▶ **Set exercise**
Determine the number of lines that have the string "this" in them, and give only that number.

A block of data
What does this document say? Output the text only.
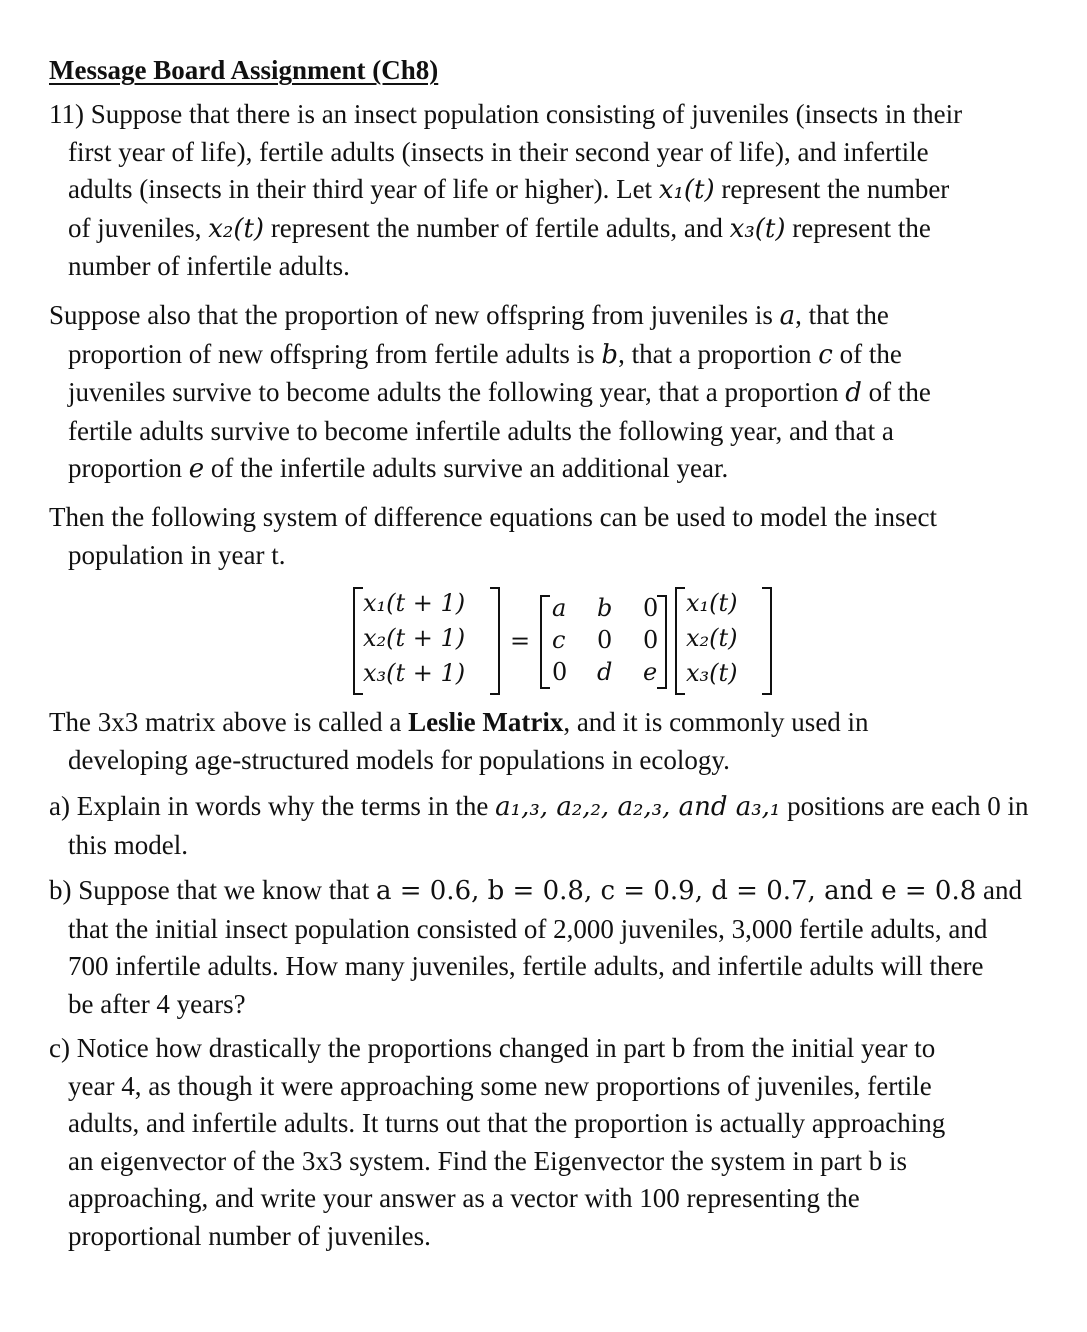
Message Board Assignment (Ch8)
11) Suppose that there is an insect population consisting of juveniles (insects in their
first year of life), fertile adults (insects in their second year of life), and infertile
adults (insects in their third year of life or higher). Let x₁(t) represent the number
of juveniles, x₂(t) represent the number of fertile adults, and x₃(t) represent the
number of infertile adults.
Suppose also that the proportion of new offspring from juveniles is a, that the
proportion of new offspring from fertile adults is b, that a proportion c of the
juveniles survive to become adults the following year, that a proportion d of the
fertile adults survive to become infertile adults the following year, and that a
proportion e of the infertile adults survive an additional year.
Then the following system of difference equations can be used to model the insect
population in year t.
x₁(t + 1)
x₂(t + 1)
x₃(t + 1)
=
a b 0
c 0 0
0 d e
x₁(t)
x₂(t)
x₃(t)
The 3x3 matrix above is called a Leslie Matrix, and it is commonly used in
developing age-structured models for populations in ecology.
a) Explain in words why the terms in the a₁,₃, a₂,₂, a₂,₃, and a₃,₁ positions are each 0 in
this model.
b) Suppose that we know that a = 0.6, b = 0.8, c = 0.9, d = 0.7, and e = 0.8 and
that the initial insect population consisted of 2,000 juveniles, 3,000 fertile adults, and
700 infertile adults. How many juveniles, fertile adults, and infertile adults will there
be after 4 years?
c) Notice how drastically the proportions changed in part b from the initial year to
year 4, as though it were approaching some new proportions of juveniles, fertile
adults, and infertile adults. It turns out that the proportion is actually approaching
an eigenvector of the 3x3 system. Find the Eigenvector the system in part b is
approaching, and write your answer as a vector with 100 representing the
proportional number of juveniles.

▶ **Exercise response**
2